**Exercise details:**
Repeat every entry word for word, but leave the images out of your copy.

**Records to process:**
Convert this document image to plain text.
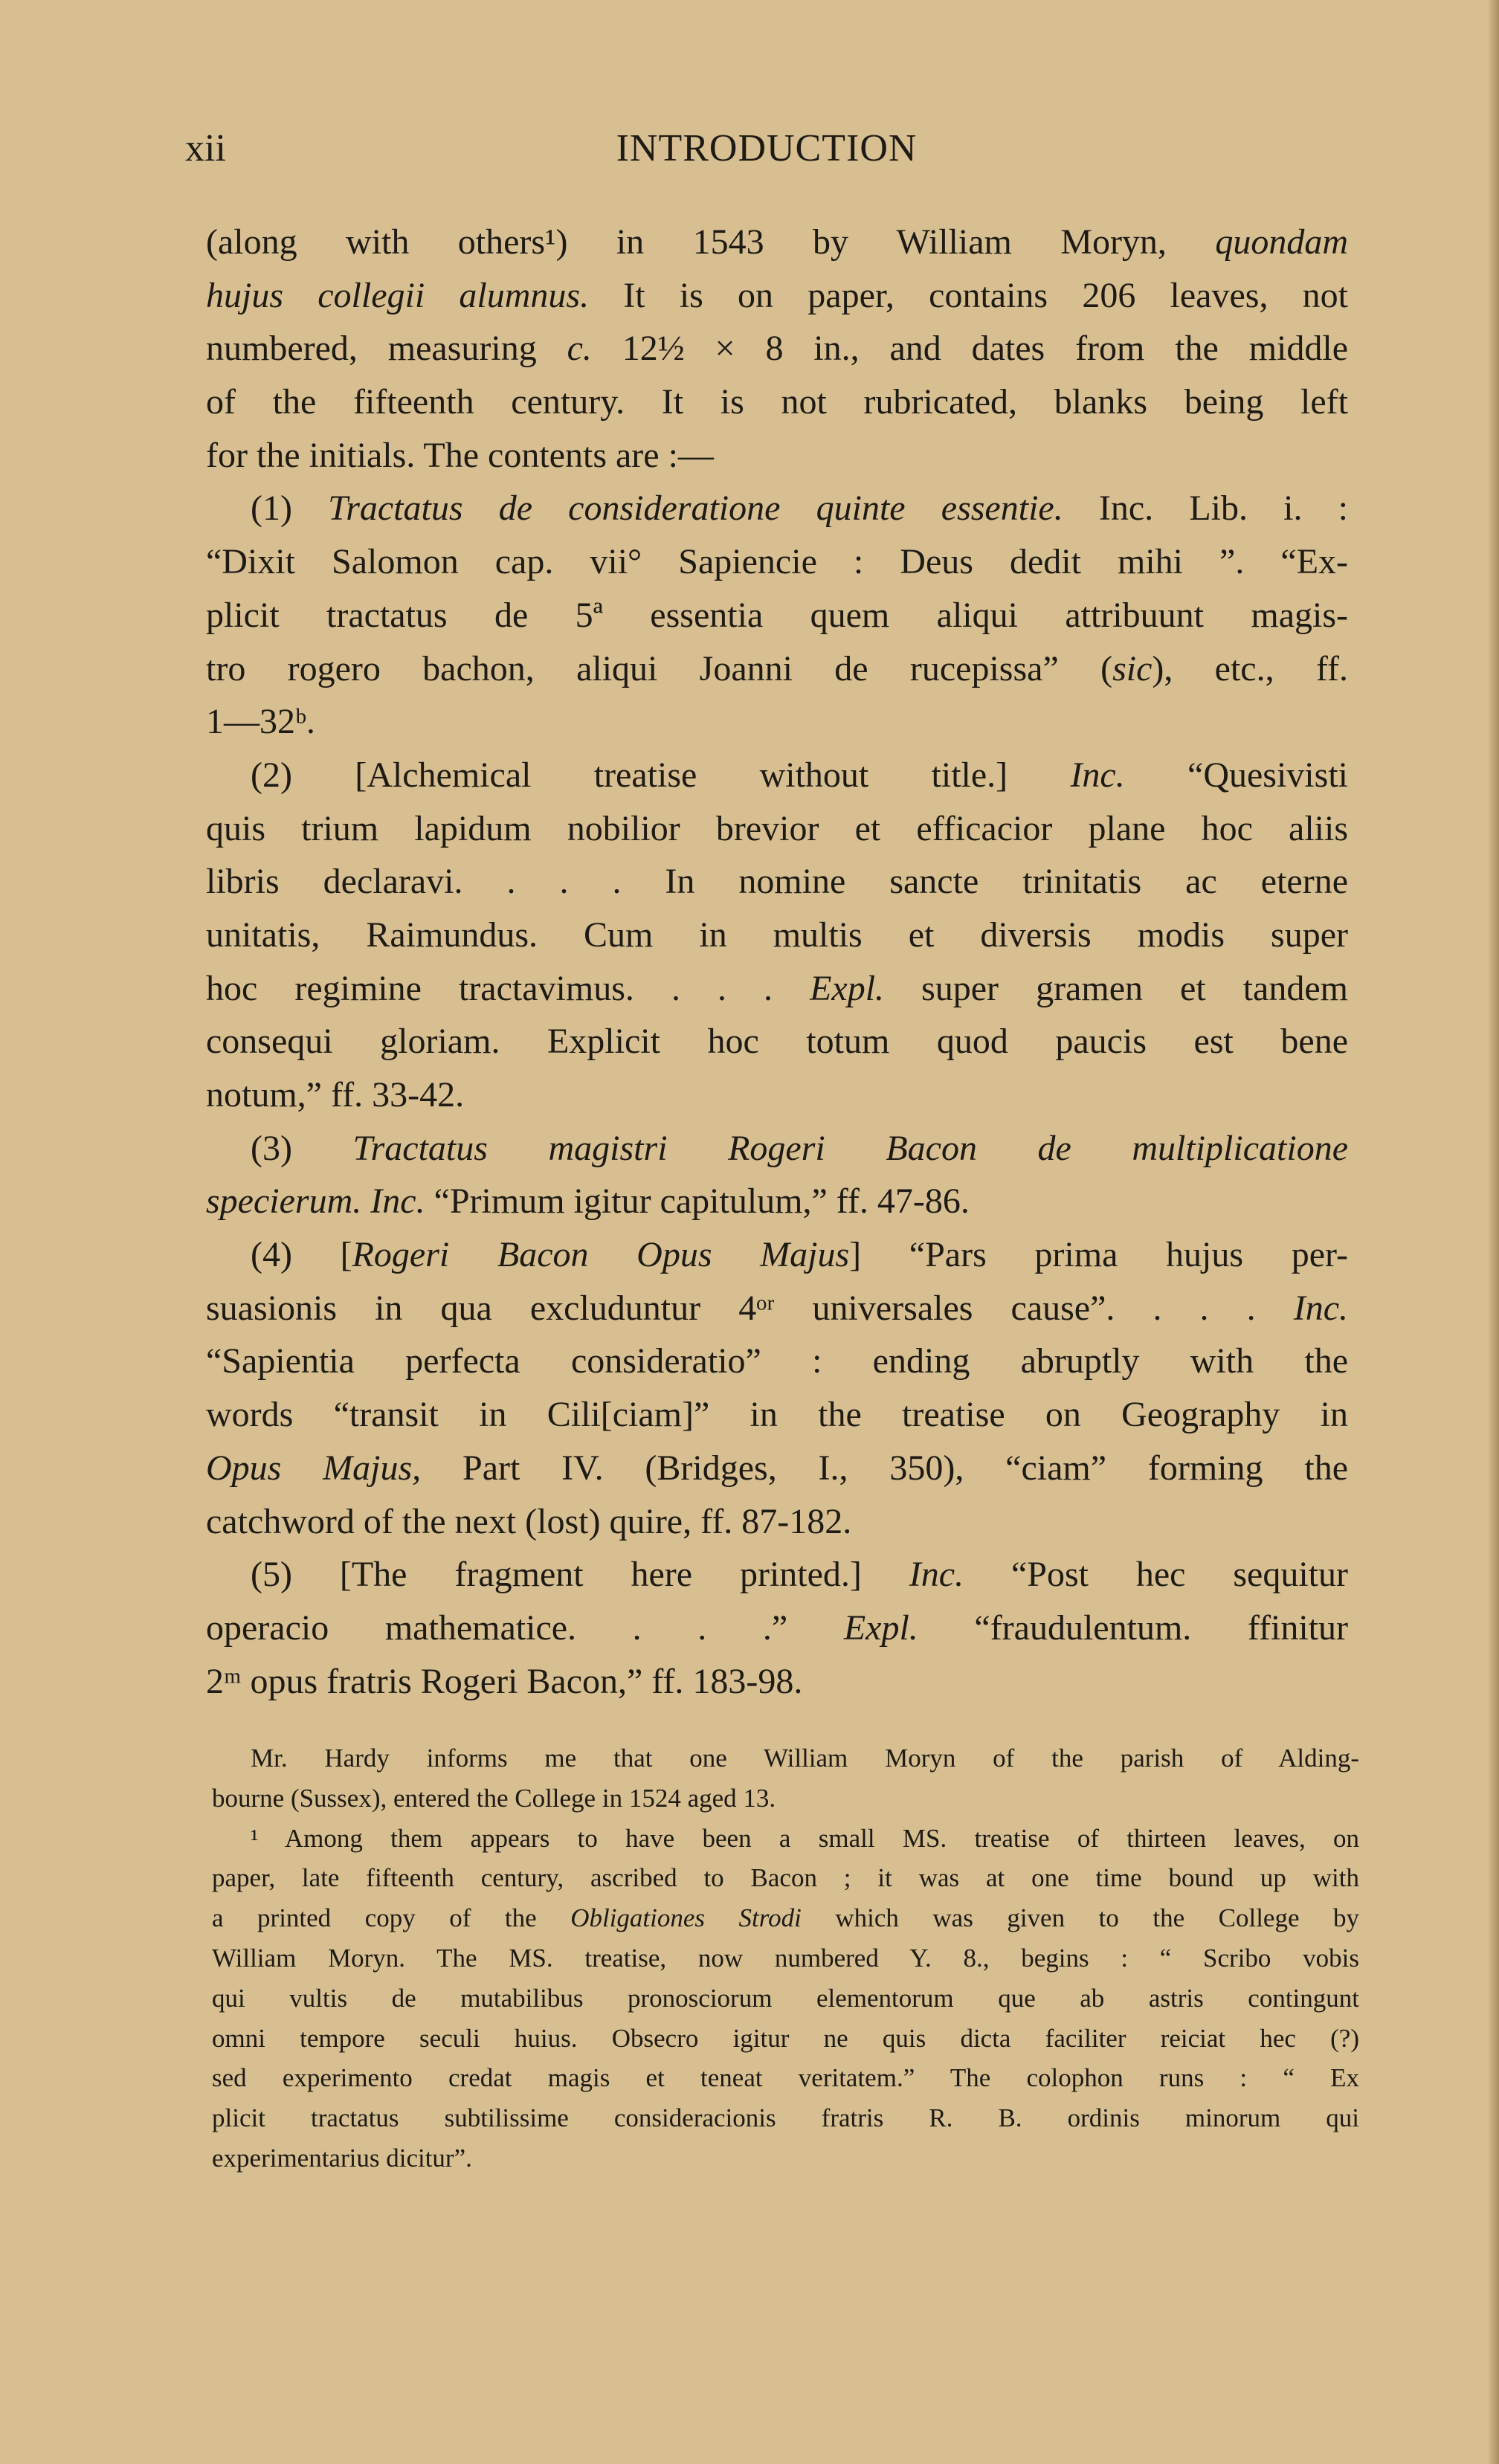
xii	INTRODUCTION
(along with others¹) in 1543 by William Moryn, quondam
hujus collegii alumnus. It is on paper, contains 206 leaves, not
numbered, measuring c. 12½ × 8 in., and dates from the middle
of the fifteenth century. It is not rubricated, blanks being left
for the initials. The contents are :—
(1) Tractatus de consideratione quinte essentie. Inc. Lib. i. :
“Dixit Salomon cap. vii° Sapiencie : Deus dedit mihi ”. “Ex-
plicit tractatus de 5ª essentia quem aliqui attribuunt magis-
tro rogero bachon, aliqui Joanni de rucepissa” (sic), etc., ff.
1—32ᵇ.
(2) [Alchemical treatise without title.] Inc. “Quesivisti
quis trium lapidum nobilior brevior et efficacior plane hoc aliis
libris declaravi. . . . In nomine sancte trinitatis ac eterne
unitatis, Raimundus. Cum in multis et diversis modis super
hoc regimine tractavimus. . . . Expl. super gramen et tandem
consequi gloriam. Explicit hoc totum quod paucis est bene
notum,” ff. 33-42.
(3) Tractatus magistri Rogeri Bacon de multiplicatione
specierum. Inc. “Primum igitur capitulum,” ff. 47-86.
(4) [Rogeri Bacon Opus Majus] “Pars prima hujus per-
suasionis in qua excluduntur 4ᵒʳ universales cause”. . . . Inc.
“Sapientia perfecta consideratio” : ending abruptly with the
words “transit in Cili[ciam]” in the treatise on Geography in
Opus Majus, Part IV. (Bridges, I., 350), “ciam” forming the
catchword of the next (lost) quire, ff. 87-182.
(5) [The fragment here printed.] Inc. “Post hec sequitur
operacio mathematice. . . .” Expl. “fraudulentum. ffinitur
2ᵐ opus fratris Rogeri Bacon,” ff. 183-98.
Mr. Hardy informs me that one William Moryn of the parish of Alding-
bourne (Sussex), entered the College in 1524 aged 13.
¹ Among them appears to have been a small MS. treatise of thirteen leaves, on
paper, late fifteenth century, ascribed to Bacon ; it was at one time bound up with
a printed copy of the Obligationes Strodi which was given to the College by
William Moryn. The MS. treatise, now numbered Y. 8., begins : “ Scribo vobis
qui vultis de mutabilibus pronosciorum elementorum que ab astris contingunt
omni tempore seculi huius. Obsecro igitur ne quis dicta faciliter reiciat hec (?)
sed experimento credat magis et teneat veritatem.” The colophon runs : “ Ex
plicit tractatus subtilissime consideracionis fratris R. B. ordinis minorum qui
experimentarius dicitur”.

**Task response:**
Convert this document image to plain text.
xii	INTRODUCTION
(along with others¹) in 1543 by William Moryn, quondam
hujus collegii alumnus. It is on paper, contains 206 leaves, not
numbered, measuring c. 12½ × 8 in., and dates from the middle
of the fifteenth century. It is not rubricated, blanks being left
for the initials. The contents are :—
(1) Tractatus de consideratione quinte essentie. Inc. Lib. i. :
“Dixit Salomon cap. vii° Sapiencie : Deus dedit mihi ”. “Ex-
plicit tractatus de 5ª essentia quem aliqui attribuunt magis-
tro rogero bachon, aliqui Joanni de rucepissa” (sic), etc., ff.
1—32ᵇ.
(2) [Alchemical treatise without title.] Inc. “Quesivisti
quis trium lapidum nobilior brevior et efficacior plane hoc aliis
libris declaravi. . . . In nomine sancte trinitatis ac eterne
unitatis, Raimundus. Cum in multis et diversis modis super
hoc regimine tractavimus. . . . Expl. super gramen et tandem
consequi gloriam. Explicit hoc totum quod paucis est bene
notum,” ff. 33-42.
(3) Tractatus magistri Rogeri Bacon de multiplicatione
specierum. Inc. “Primum igitur capitulum,” ff. 47-86.
(4) [Rogeri Bacon Opus Majus] “Pars prima hujus per-
suasionis in qua excluduntur 4ᵒʳ universales cause”. . . . Inc.
“Sapientia perfecta consideratio” : ending abruptly with the
words “transit in Cili[ciam]” in the treatise on Geography in
Opus Majus, Part IV. (Bridges, I., 350), “ciam” forming the
catchword of the next (lost) quire, ff. 87-182.
(5) [The fragment here printed.] Inc. “Post hec sequitur
operacio mathematice. . . .” Expl. “fraudulentum. ffinitur
2ᵐ opus fratris Rogeri Bacon,” ff. 183-98.
Mr. Hardy informs me that one William Moryn of the parish of Alding-
bourne (Sussex), entered the College in 1524 aged 13.
¹ Among them appears to have been a small MS. treatise of thirteen leaves, on
paper, late fifteenth century, ascribed to Bacon ; it was at one time bound up with
a printed copy of the Obligationes Strodi which was given to the College by
William Moryn. The MS. treatise, now numbered Y. 8., begins : “ Scribo vobis
qui vultis de mutabilibus pronosciorum elementorum que ab astris contingunt
omni tempore seculi huius. Obsecro igitur ne quis dicta faciliter reiciat hec (?)
sed experimento credat magis et teneat veritatem.” The colophon runs : “ Ex
plicit tractatus subtilissime consideracionis fratris R. B. ordinis minorum qui
experimentarius dicitur”.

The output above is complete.